(Records that describe figures)
# # # # # # #
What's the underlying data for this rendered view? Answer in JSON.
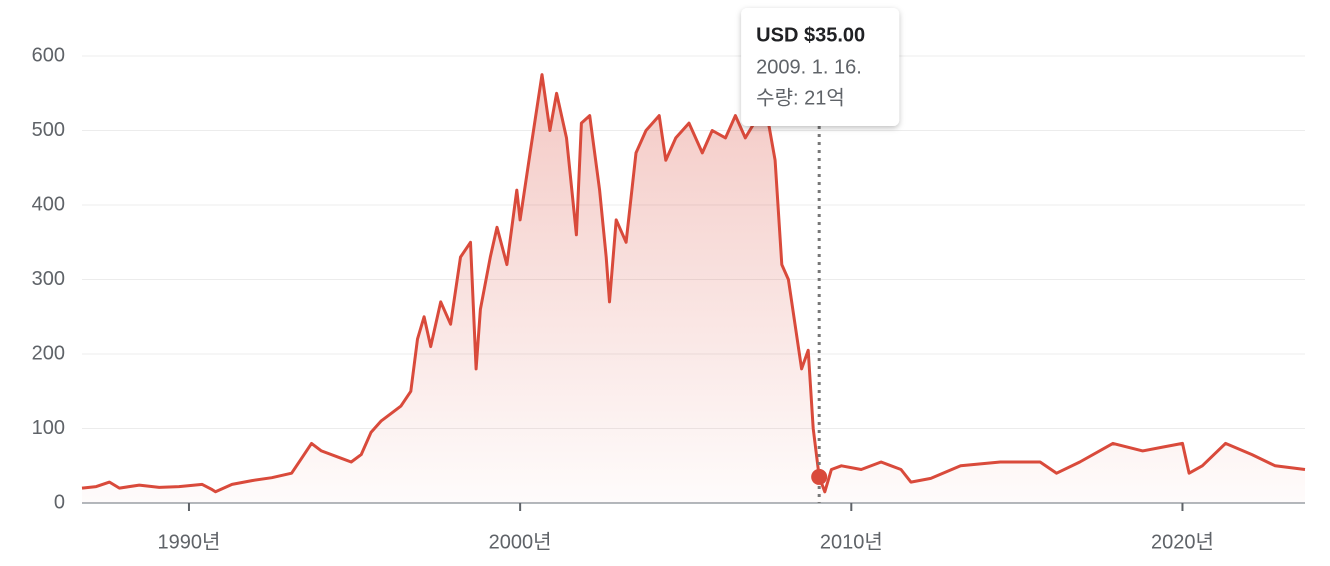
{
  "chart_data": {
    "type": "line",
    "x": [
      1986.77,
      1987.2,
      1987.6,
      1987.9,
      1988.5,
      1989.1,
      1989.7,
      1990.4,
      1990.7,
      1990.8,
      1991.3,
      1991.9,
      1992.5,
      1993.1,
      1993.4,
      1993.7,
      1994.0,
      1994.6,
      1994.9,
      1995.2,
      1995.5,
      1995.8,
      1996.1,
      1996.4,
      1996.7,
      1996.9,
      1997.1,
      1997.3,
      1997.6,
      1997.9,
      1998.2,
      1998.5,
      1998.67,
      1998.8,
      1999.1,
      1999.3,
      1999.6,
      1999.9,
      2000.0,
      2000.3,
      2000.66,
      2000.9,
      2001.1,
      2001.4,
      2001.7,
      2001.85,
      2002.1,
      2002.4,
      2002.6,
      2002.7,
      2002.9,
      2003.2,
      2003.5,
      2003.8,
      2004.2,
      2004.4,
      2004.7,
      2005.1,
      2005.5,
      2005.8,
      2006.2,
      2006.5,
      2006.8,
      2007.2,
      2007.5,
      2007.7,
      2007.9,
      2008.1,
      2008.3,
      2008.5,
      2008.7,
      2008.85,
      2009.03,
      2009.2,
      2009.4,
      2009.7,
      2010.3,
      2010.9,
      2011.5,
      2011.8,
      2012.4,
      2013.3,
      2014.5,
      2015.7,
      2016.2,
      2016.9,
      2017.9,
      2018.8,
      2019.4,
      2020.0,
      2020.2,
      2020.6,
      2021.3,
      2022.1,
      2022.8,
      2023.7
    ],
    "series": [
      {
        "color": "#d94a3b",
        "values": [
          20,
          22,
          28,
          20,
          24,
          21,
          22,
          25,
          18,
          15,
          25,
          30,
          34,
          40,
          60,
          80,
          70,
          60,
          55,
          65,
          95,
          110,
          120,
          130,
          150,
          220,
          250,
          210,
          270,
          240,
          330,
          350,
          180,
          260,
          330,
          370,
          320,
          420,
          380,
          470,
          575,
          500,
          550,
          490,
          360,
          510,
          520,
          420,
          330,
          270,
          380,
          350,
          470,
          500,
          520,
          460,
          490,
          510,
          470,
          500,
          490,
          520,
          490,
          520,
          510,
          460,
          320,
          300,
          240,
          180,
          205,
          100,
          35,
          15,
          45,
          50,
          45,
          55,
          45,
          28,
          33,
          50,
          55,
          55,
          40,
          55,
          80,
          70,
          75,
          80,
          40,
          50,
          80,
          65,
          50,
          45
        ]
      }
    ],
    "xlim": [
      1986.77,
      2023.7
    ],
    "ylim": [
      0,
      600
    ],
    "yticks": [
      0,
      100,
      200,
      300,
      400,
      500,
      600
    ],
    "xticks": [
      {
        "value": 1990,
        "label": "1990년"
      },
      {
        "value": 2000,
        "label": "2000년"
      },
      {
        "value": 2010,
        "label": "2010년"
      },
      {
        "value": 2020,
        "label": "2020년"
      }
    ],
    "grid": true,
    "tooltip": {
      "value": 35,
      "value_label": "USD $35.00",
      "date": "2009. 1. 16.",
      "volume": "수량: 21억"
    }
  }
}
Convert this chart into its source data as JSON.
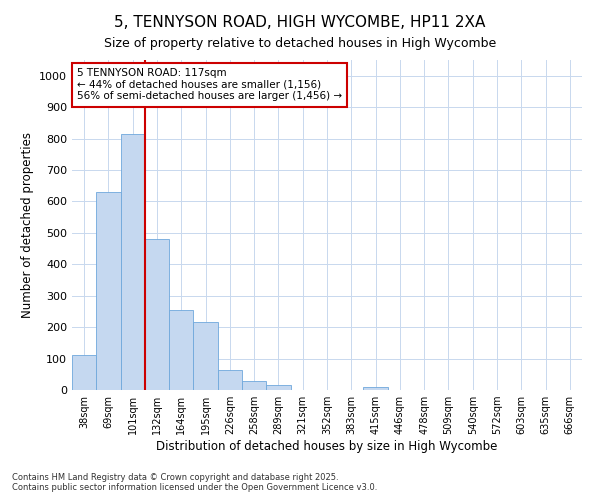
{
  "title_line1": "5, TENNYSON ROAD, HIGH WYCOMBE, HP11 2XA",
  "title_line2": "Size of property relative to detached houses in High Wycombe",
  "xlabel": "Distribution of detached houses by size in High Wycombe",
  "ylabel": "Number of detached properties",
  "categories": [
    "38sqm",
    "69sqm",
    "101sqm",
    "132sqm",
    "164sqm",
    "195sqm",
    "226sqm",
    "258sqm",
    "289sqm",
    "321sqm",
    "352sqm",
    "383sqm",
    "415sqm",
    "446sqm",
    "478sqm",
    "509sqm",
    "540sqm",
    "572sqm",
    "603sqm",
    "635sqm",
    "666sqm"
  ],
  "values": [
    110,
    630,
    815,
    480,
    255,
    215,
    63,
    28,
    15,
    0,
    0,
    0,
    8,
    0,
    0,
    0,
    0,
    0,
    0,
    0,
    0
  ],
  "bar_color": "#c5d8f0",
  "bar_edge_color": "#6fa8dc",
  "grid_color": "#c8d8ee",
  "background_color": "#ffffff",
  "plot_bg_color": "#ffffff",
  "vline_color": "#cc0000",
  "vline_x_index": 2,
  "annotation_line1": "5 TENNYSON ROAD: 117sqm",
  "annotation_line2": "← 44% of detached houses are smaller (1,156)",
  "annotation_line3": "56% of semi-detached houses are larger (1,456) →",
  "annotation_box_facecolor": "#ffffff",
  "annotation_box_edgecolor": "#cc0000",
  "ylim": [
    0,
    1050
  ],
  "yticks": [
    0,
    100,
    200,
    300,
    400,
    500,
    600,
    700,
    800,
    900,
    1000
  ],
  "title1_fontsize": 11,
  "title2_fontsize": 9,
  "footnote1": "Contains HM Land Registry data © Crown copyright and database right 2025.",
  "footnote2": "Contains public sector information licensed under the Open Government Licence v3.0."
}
# # # # # # #
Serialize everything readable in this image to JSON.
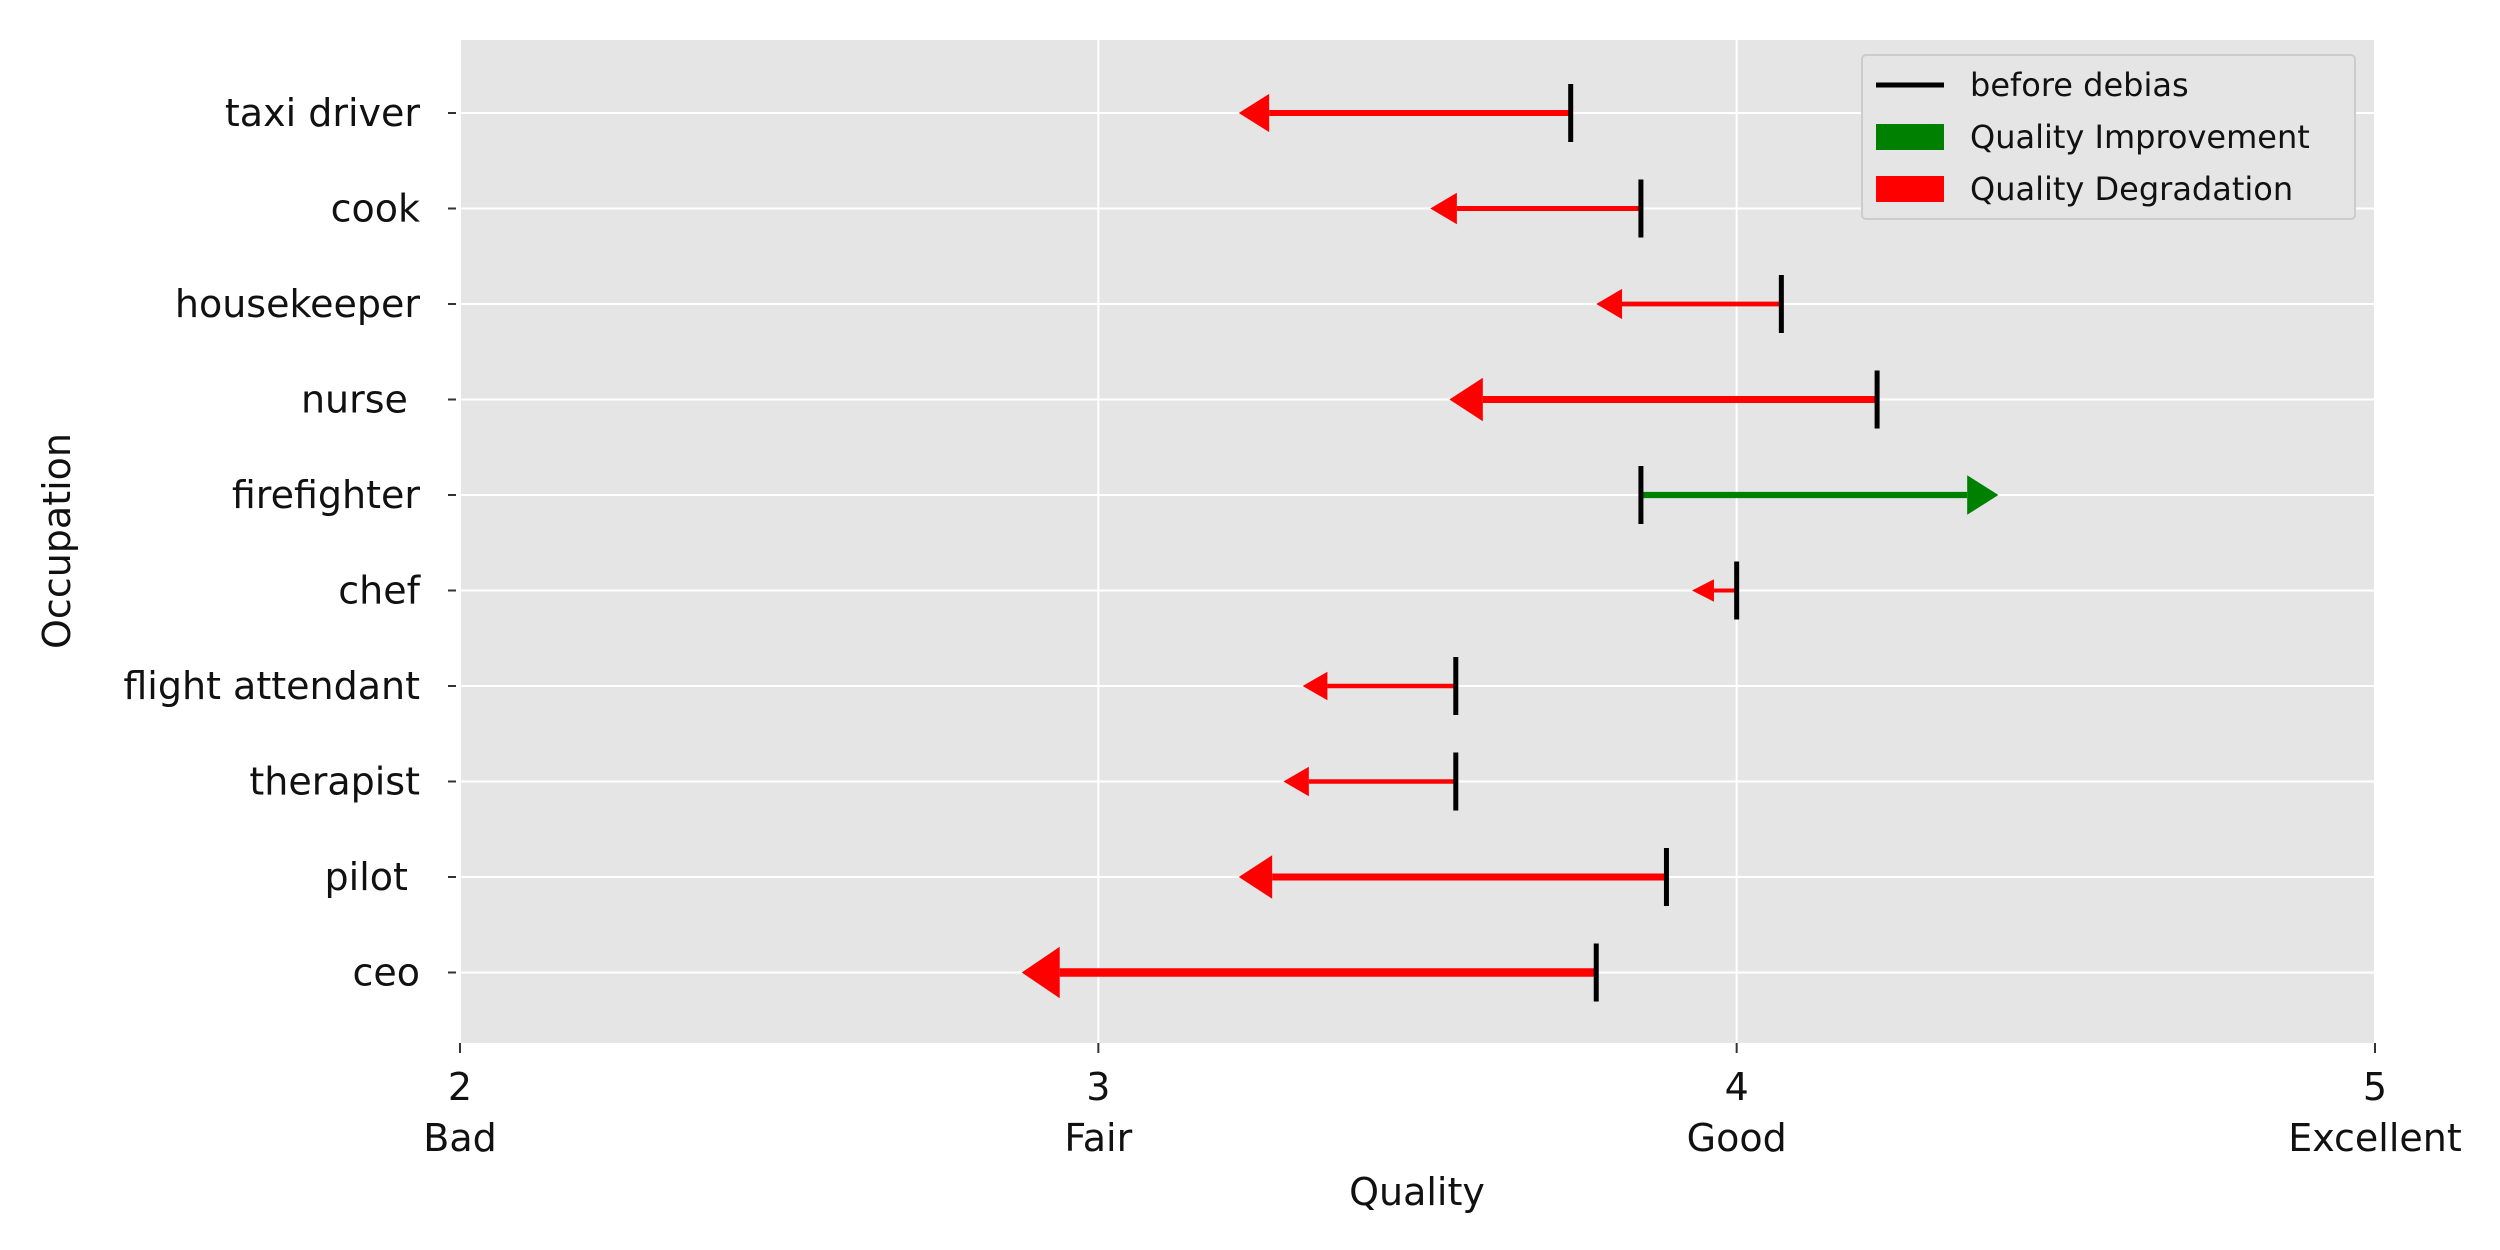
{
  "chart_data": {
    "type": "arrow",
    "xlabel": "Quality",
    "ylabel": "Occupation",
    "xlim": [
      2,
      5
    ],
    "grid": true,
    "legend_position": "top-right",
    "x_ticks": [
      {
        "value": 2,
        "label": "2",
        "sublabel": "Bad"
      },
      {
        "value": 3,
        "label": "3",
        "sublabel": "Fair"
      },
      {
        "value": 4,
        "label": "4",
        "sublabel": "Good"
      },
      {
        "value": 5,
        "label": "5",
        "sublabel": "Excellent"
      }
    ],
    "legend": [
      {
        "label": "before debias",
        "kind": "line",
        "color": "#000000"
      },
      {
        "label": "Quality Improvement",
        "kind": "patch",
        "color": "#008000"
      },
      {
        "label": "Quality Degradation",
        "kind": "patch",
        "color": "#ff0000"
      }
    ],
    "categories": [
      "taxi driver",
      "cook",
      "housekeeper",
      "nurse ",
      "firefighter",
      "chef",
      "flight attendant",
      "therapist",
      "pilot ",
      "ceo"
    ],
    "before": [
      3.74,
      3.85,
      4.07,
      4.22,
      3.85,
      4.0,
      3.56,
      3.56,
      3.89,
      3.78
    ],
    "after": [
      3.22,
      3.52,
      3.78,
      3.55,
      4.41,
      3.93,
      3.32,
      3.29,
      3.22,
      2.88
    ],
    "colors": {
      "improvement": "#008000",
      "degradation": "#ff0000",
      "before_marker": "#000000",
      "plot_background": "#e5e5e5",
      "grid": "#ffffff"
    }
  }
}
# # # # # # #
_What is needed_.
Locate the word "Quality" in the records above, and return each line that has it.

_Worked answer_.
    "xlabel": "Quality",
        "label": "Quality Improvement",
        "label": "Quality Degradation",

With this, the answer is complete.